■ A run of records
··········

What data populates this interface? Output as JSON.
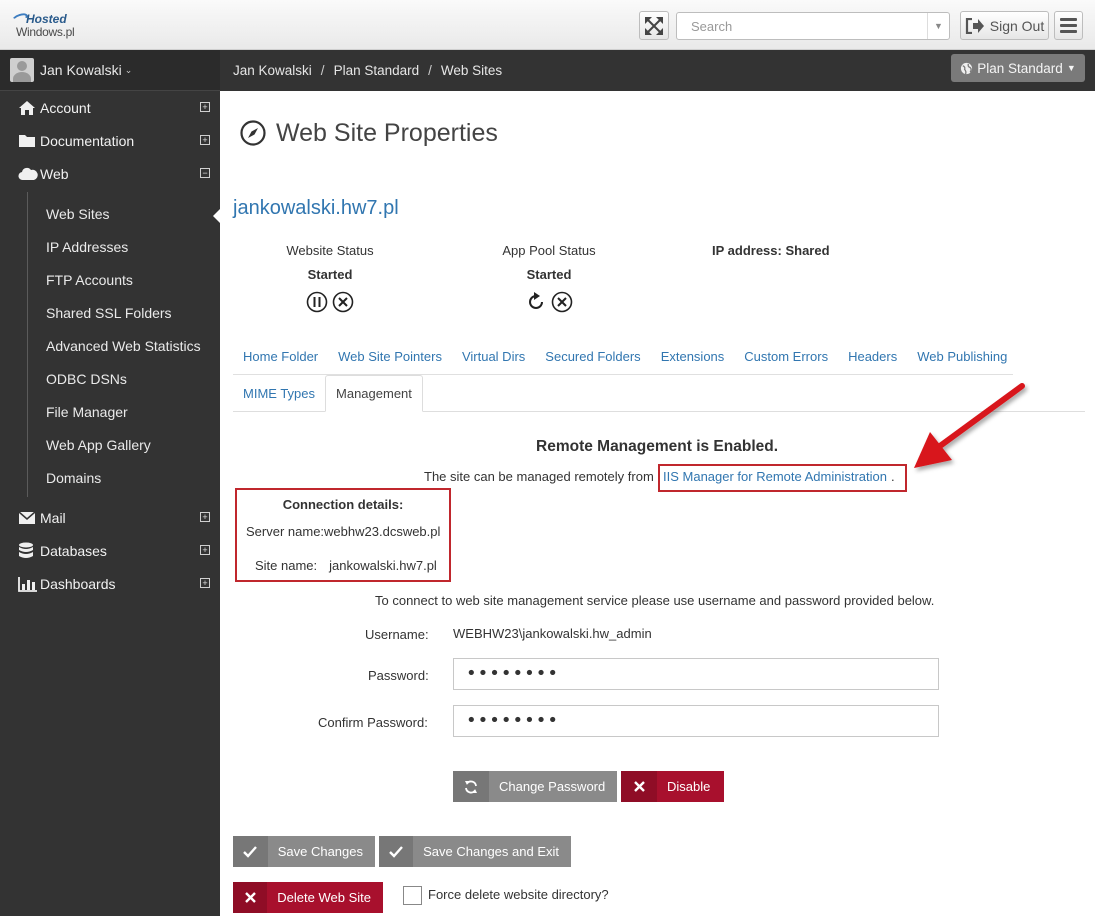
{
  "header": {
    "logo_line1": "Hosted",
    "logo_line2": "Windows.pl",
    "search_placeholder": "Search",
    "sign_out_label": "Sign Out"
  },
  "sidebar": {
    "user_name": "Jan Kowalski",
    "items": [
      {
        "label": "Account",
        "icon": "home-icon",
        "expander": "+"
      },
      {
        "label": "Documentation",
        "icon": "folder-icon",
        "expander": "+"
      },
      {
        "label": "Web",
        "icon": "cloud-icon",
        "expander": "−"
      },
      {
        "label": "Mail",
        "icon": "envelope-icon",
        "expander": "+"
      },
      {
        "label": "Databases",
        "icon": "database-icon",
        "expander": "+"
      },
      {
        "label": "Dashboards",
        "icon": "bar-chart-icon",
        "expander": "+"
      }
    ],
    "web_subitems": [
      "Web Sites",
      "IP Addresses",
      "FTP Accounts",
      "Shared SSL Folders",
      "Advanced Web Statistics",
      "ODBC DSNs",
      "File Manager",
      "Web App Gallery",
      "Domains"
    ],
    "active_subitem": "Web Sites"
  },
  "breadcrumb": {
    "items": [
      "Jan Kowalski",
      "Plan Standard",
      "Web Sites"
    ],
    "separator": "/",
    "plan_button": "Plan Standard"
  },
  "main": {
    "title": "Web Site Properties",
    "site_name": "jankowalski.hw7.pl",
    "website_status_label": "Website Status",
    "website_status_value": "Started",
    "app_pool_label": "App Pool Status",
    "app_pool_value": "Started",
    "ip_address": "IP address: Shared",
    "tabs_row1": [
      "Home Folder",
      "Web Site Pointers",
      "Virtual Dirs",
      "Secured Folders",
      "Extensions",
      "Custom Errors",
      "Headers",
      "Web Publishing"
    ],
    "tabs_row2": [
      "MIME Types",
      "Management"
    ],
    "active_tab": "Management"
  },
  "management": {
    "title": "Remote Management is Enabled.",
    "intro": "The site can be managed remotely from",
    "link": "IIS Manager for Remote Administration",
    "link_suffix": ".",
    "connection_title": "Connection details:",
    "server_label": "Server name:",
    "server_value": "webhw23.dcsweb.pl",
    "site_label": "Site name:",
    "site_value": "jankowalski.hw7.pl",
    "connect_text": "To connect to web site management service please use username and password provided below.",
    "username_label": "Username:",
    "username_value": "WEBHW23\\jankowalski.hw_admin",
    "password_label": "Password:",
    "password_value": "••••••••",
    "confirm_label": "Confirm Password:",
    "confirm_value": "••••••••",
    "change_password_label": "Change Password",
    "disable_label": "Disable"
  },
  "footer_actions": {
    "save_label": "Save Changes",
    "save_exit_label": "Save Changes and Exit",
    "delete_label": "Delete Web Site",
    "force_delete_label": "Force delete website directory?"
  },
  "colors": {
    "link": "#3176b0",
    "sidebar_bg": "#333333",
    "danger": "#a8102d",
    "highlight_box": "#c0272d"
  }
}
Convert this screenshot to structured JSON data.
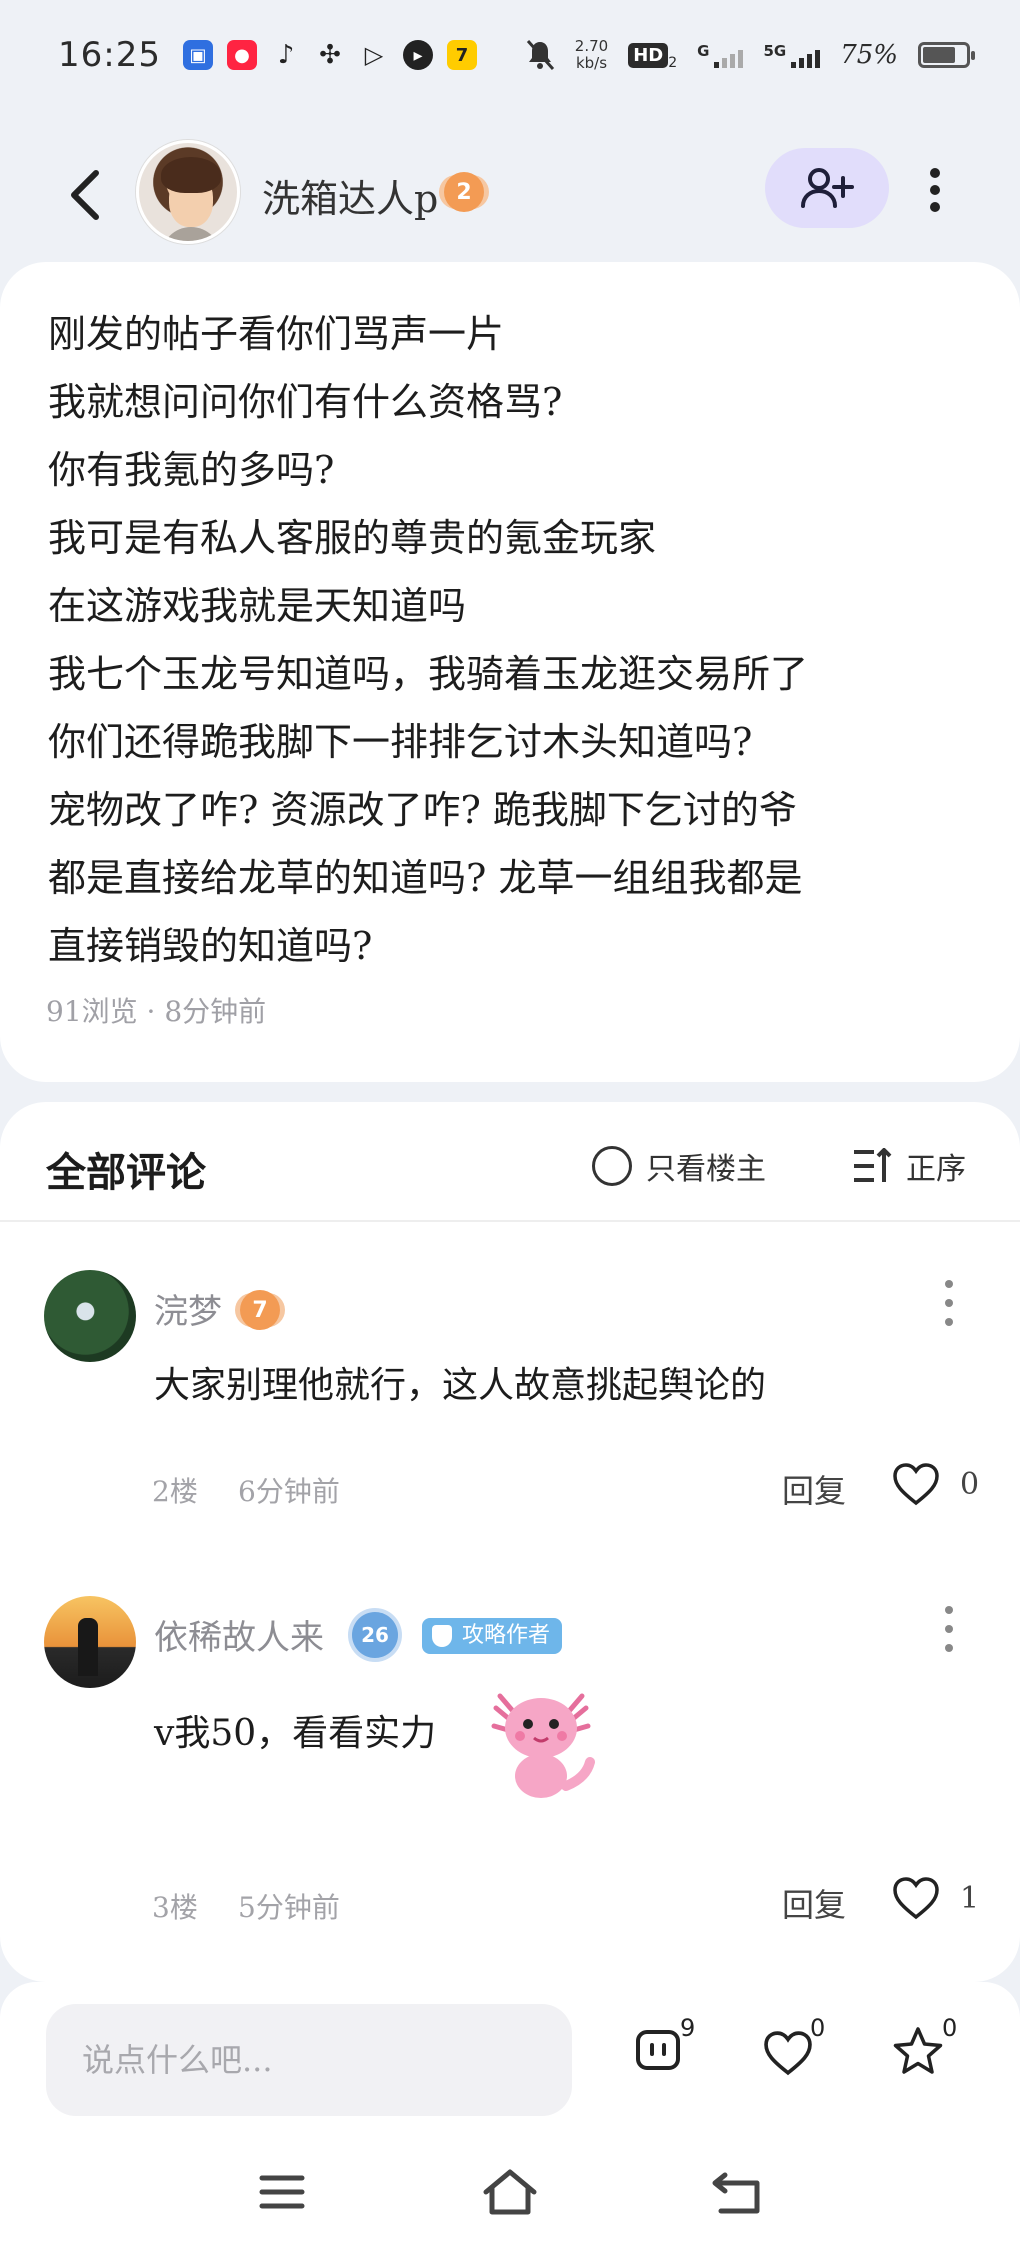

··········

■ EXERCISE DIRECTIONS
Extract every line containing the string "Changes" from the material.

■ FINISHED ANSWER
    "save_label": "Save Changes",
    "save_exit_label": "Save Changes and Exit",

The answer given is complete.